**What you need to do:**
Filter the records below down to lines containing "rest".

**Entries supplied:**

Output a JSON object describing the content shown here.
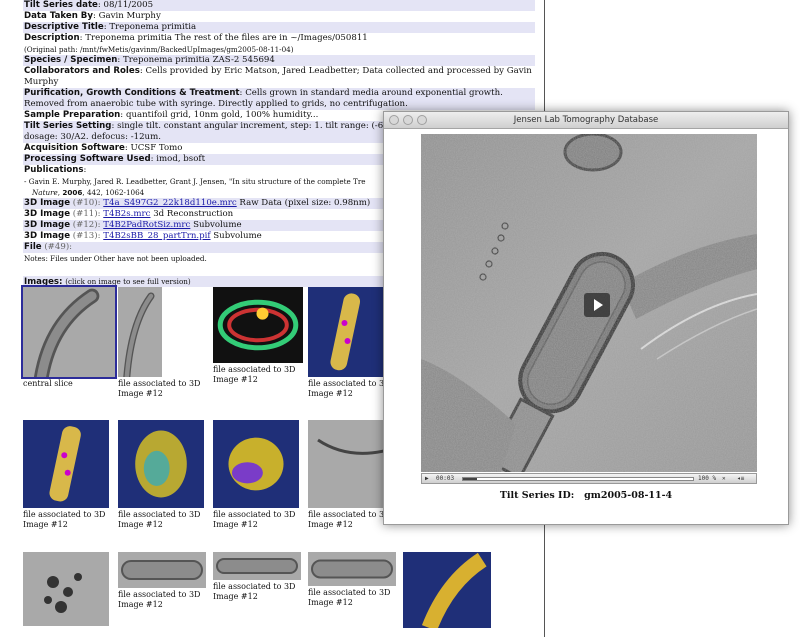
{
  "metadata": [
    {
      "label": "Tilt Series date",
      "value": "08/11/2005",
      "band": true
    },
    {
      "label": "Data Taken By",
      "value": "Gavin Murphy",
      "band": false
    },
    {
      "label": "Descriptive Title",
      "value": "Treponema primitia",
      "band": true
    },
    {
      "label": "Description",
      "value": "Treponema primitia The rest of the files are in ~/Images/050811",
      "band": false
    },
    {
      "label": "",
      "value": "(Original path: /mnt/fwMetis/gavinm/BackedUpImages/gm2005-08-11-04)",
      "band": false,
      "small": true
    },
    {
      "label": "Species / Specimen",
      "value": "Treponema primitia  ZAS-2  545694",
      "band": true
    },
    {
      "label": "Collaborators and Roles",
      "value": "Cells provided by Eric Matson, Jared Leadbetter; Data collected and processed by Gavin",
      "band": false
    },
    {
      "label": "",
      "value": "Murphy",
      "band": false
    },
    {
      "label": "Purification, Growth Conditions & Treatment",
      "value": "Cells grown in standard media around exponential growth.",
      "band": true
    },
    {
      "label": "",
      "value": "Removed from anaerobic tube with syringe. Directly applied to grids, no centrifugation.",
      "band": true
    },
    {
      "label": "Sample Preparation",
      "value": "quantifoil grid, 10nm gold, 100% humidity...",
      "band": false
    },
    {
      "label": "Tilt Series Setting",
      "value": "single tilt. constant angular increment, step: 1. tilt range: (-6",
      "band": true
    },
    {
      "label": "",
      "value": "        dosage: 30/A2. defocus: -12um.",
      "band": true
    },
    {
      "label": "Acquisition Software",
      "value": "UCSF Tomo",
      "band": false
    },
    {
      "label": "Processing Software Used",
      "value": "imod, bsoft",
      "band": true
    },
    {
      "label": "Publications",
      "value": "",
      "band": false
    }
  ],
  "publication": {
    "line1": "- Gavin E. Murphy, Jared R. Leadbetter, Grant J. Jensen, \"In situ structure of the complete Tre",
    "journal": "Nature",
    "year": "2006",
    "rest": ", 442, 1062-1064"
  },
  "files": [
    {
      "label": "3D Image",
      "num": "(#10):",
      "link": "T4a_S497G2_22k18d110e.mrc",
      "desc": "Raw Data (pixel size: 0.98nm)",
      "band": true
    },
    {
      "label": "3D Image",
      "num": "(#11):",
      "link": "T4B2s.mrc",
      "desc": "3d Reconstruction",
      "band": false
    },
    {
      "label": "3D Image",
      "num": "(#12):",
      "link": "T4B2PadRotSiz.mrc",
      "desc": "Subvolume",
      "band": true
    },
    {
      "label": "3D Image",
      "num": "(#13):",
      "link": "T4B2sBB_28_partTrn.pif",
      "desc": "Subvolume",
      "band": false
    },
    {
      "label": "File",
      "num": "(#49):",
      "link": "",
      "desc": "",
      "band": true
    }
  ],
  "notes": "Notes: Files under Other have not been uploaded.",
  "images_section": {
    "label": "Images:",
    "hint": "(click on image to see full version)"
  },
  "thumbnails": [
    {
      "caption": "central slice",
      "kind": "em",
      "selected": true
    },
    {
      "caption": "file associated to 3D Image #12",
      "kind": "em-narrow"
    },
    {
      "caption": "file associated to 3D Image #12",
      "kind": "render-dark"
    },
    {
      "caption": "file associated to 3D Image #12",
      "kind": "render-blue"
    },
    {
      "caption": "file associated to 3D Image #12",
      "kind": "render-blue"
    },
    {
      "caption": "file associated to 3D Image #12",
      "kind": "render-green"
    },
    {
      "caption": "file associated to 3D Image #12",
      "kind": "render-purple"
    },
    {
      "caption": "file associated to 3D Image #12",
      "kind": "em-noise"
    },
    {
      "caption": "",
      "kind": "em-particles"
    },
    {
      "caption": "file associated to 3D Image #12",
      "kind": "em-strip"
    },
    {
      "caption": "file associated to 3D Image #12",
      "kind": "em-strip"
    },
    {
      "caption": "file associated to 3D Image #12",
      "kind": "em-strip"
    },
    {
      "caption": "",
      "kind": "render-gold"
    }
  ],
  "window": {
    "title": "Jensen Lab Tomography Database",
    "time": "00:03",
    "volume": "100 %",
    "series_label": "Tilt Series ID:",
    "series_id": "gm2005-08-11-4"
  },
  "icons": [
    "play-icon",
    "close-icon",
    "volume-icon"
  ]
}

**The output:**
      "value": "Treponema primitia The rest of the files are in ~/Images/050811",
    "rest": ", 442, 1062-1064"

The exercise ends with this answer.